Brief: Everything in the records below should be set down again, word for word.

Excerpted records:
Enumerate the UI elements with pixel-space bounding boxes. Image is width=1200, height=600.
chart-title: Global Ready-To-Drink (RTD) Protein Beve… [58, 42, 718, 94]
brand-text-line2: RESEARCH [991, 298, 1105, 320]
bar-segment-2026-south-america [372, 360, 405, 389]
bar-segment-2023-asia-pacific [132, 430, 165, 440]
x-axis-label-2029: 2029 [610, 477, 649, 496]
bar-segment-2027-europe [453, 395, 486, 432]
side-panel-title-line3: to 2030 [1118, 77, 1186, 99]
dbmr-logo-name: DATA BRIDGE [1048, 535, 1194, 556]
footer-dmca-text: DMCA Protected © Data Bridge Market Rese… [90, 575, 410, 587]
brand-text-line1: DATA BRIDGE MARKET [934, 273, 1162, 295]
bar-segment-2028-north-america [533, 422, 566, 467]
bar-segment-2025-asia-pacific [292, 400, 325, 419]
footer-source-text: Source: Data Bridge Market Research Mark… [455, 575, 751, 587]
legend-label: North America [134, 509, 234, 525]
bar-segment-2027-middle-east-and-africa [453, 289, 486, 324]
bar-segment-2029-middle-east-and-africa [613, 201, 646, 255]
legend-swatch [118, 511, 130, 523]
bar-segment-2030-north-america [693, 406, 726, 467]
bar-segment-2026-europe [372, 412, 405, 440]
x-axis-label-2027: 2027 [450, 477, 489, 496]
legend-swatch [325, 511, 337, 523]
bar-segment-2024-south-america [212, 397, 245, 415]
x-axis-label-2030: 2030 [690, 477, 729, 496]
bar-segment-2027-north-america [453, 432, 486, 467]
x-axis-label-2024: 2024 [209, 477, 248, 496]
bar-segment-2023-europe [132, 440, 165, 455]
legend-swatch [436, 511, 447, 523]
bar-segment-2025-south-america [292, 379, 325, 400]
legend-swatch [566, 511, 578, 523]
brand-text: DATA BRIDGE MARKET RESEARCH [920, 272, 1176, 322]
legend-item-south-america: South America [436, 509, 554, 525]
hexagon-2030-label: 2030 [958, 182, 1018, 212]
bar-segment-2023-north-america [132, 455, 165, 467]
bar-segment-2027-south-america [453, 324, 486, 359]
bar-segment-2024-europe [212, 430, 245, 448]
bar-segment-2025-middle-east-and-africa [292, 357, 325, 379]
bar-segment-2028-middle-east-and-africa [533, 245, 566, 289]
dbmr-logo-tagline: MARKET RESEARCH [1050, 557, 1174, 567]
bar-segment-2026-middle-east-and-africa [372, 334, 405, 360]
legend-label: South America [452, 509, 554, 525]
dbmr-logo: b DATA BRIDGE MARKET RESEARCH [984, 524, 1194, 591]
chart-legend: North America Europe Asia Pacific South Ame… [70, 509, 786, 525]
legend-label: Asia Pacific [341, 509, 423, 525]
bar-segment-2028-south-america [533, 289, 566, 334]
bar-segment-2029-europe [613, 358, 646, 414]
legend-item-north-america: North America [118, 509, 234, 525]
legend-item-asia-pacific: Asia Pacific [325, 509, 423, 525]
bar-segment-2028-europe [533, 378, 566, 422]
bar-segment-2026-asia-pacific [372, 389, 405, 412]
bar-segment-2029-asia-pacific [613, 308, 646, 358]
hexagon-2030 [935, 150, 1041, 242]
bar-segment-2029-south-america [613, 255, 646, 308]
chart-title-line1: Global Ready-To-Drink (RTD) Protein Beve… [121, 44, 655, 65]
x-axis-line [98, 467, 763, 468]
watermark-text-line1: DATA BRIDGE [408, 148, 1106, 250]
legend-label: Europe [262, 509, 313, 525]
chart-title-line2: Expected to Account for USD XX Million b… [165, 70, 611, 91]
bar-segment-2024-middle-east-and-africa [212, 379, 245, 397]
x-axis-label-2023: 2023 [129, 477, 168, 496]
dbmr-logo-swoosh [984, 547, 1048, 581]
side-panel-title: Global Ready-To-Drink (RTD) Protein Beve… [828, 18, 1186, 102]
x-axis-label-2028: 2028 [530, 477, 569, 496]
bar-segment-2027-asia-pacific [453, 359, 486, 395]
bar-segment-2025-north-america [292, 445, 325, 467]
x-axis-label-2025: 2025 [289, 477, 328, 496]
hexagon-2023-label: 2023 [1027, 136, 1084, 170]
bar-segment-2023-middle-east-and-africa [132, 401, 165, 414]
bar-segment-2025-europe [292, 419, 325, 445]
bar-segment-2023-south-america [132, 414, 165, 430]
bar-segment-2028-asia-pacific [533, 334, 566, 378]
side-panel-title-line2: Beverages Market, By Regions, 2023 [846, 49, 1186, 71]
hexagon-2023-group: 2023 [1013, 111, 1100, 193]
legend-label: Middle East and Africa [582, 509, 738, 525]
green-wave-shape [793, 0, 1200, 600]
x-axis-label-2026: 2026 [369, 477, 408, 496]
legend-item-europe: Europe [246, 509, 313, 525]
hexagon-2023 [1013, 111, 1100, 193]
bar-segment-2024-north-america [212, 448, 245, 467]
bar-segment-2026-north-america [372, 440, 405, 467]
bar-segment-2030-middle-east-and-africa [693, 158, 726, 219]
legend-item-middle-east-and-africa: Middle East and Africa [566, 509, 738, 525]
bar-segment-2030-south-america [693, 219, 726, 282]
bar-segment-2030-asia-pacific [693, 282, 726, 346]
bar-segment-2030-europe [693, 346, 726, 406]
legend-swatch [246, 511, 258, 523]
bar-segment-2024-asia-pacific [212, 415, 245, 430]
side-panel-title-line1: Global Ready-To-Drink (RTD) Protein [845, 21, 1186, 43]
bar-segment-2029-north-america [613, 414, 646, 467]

Solution for this exercise:
Enumerate the UI elements with pixel-space bounding boxes. Image is width=1200, height=600.
chart-title: Global Ready-To-Drink (RTD) Protein Beve… [58, 42, 718, 94]
brand-text-line2: RESEARCH [991, 298, 1105, 320]
bar-segment-2026-south-america [372, 360, 405, 389]
bar-segment-2023-asia-pacific [132, 430, 165, 440]
x-axis-label-2029: 2029 [610, 477, 649, 496]
bar-segment-2027-europe [453, 395, 486, 432]
side-panel-title-line3: to 2030 [1118, 77, 1186, 99]
dbmr-logo-name: DATA BRIDGE [1048, 535, 1194, 556]
footer-dmca-text: DMCA Protected © Data Bridge Market Rese… [90, 575, 410, 587]
brand-text-line1: DATA BRIDGE MARKET [934, 273, 1162, 295]
bar-segment-2028-north-america [533, 422, 566, 467]
bar-segment-2025-asia-pacific [292, 400, 325, 419]
footer-source-text: Source: Data Bridge Market Research Mark… [455, 575, 751, 587]
legend-label: North America [134, 509, 234, 525]
bar-segment-2027-middle-east-and-africa [453, 289, 486, 324]
bar-segment-2029-middle-east-and-africa [613, 201, 646, 255]
legend-swatch [118, 511, 130, 523]
bar-segment-2030-north-america [693, 406, 726, 467]
bar-segment-2026-europe [372, 412, 405, 440]
x-axis-label-2027: 2027 [450, 477, 489, 496]
legend-swatch [325, 511, 337, 523]
bar-segment-2024-south-america [212, 397, 245, 415]
x-axis-label-2030: 2030 [690, 477, 729, 496]
bar-segment-2027-north-america [453, 432, 486, 467]
x-axis-label-2024: 2024 [209, 477, 248, 496]
bar-segment-2023-europe [132, 440, 165, 455]
legend-swatch [436, 511, 447, 523]
bar-segment-2025-south-america [292, 379, 325, 400]
legend-swatch [566, 511, 578, 523]
brand-text: DATA BRIDGE MARKET RESEARCH [920, 272, 1176, 322]
legend-item-south-america: South America [436, 509, 554, 525]
hexagon-2030-label: 2030 [958, 182, 1018, 212]
bar-segment-2023-north-america [132, 455, 165, 467]
bar-segment-2027-south-america [453, 324, 486, 359]
bar-segment-2024-europe [212, 430, 245, 448]
bar-segment-2025-middle-east-and-africa [292, 357, 325, 379]
bar-segment-2028-middle-east-and-africa [533, 245, 566, 289]
dbmr-logo-tagline: MARKET RESEARCH [1050, 557, 1174, 567]
bar-segment-2026-middle-east-and-africa [372, 334, 405, 360]
legend-label: South America [452, 509, 554, 525]
dbmr-logo: b DATA BRIDGE MARKET RESEARCH [984, 524, 1194, 591]
chart-legend: North America Europe Asia Pacific South Ame… [70, 509, 786, 525]
legend-label: Asia Pacific [341, 509, 423, 525]
bar-segment-2028-south-america [533, 289, 566, 334]
bar-segment-2029-europe [613, 358, 646, 414]
legend-item-north-america: North America [118, 509, 234, 525]
legend-item-asia-pacific: Asia Pacific [325, 509, 423, 525]
bar-segment-2028-europe [533, 378, 566, 422]
bar-segment-2026-asia-pacific [372, 389, 405, 412]
bar-segment-2029-asia-pacific [613, 308, 646, 358]
hexagon-2030 [935, 150, 1041, 242]
bar-segment-2029-south-america [613, 255, 646, 308]
chart-title-line1: Global Ready-To-Drink (RTD) Protein Beve… [121, 44, 655, 65]
x-axis-line [98, 467, 763, 468]
watermark-text-line1: DATA BRIDGE [408, 148, 1106, 250]
legend-label: Europe [262, 509, 313, 525]
chart-title-line2: Expected to Account for USD XX Million b… [165, 70, 611, 91]
bar-segment-2024-middle-east-and-africa [212, 379, 245, 397]
x-axis-label-2023: 2023 [129, 477, 168, 496]
dbmr-logo-swoosh [984, 547, 1048, 581]
side-panel-title: Global Ready-To-Drink (RTD) Protein Beve… [828, 18, 1186, 102]
x-axis-label-2028: 2028 [530, 477, 569, 496]
bar-segment-2027-asia-pacific [453, 359, 486, 395]
bar-segment-2025-north-america [292, 445, 325, 467]
x-axis-label-2025: 2025 [289, 477, 328, 496]
hexagon-2023-label: 2023 [1027, 136, 1084, 170]
bar-segment-2023-middle-east-and-africa [132, 401, 165, 414]
bar-segment-2025-europe [292, 419, 325, 445]
bar-segment-2023-south-america [132, 414, 165, 430]
bar-segment-2028-asia-pacific [533, 334, 566, 378]
side-panel-title-line2: Beverages Market, By Regions, 2023 [846, 49, 1186, 71]
hexagon-2023-group: 2023 [1013, 111, 1100, 193]
legend-label: Middle East and Africa [582, 509, 738, 525]
green-wave-shape [793, 0, 1200, 600]
x-axis-label-2026: 2026 [369, 477, 408, 496]
legend-item-europe: Europe [246, 509, 313, 525]
hexagon-2023 [1013, 111, 1100, 193]
bar-segment-2024-north-america [212, 448, 245, 467]
bar-segment-2026-north-america [372, 440, 405, 467]
bar-segment-2030-middle-east-and-africa [693, 158, 726, 219]
legend-item-middle-east-and-africa: Middle East and Africa [566, 509, 738, 525]
bar-segment-2030-south-america [693, 219, 726, 282]
bar-segment-2030-asia-pacific [693, 282, 726, 346]
bar-segment-2030-europe [693, 346, 726, 406]
legend-swatch [246, 511, 258, 523]
bar-segment-2024-asia-pacific [212, 415, 245, 430]
side-panel-title-line1: Global Ready-To-Drink (RTD) Protein [845, 21, 1186, 43]
bar-segment-2029-north-america [613, 414, 646, 467]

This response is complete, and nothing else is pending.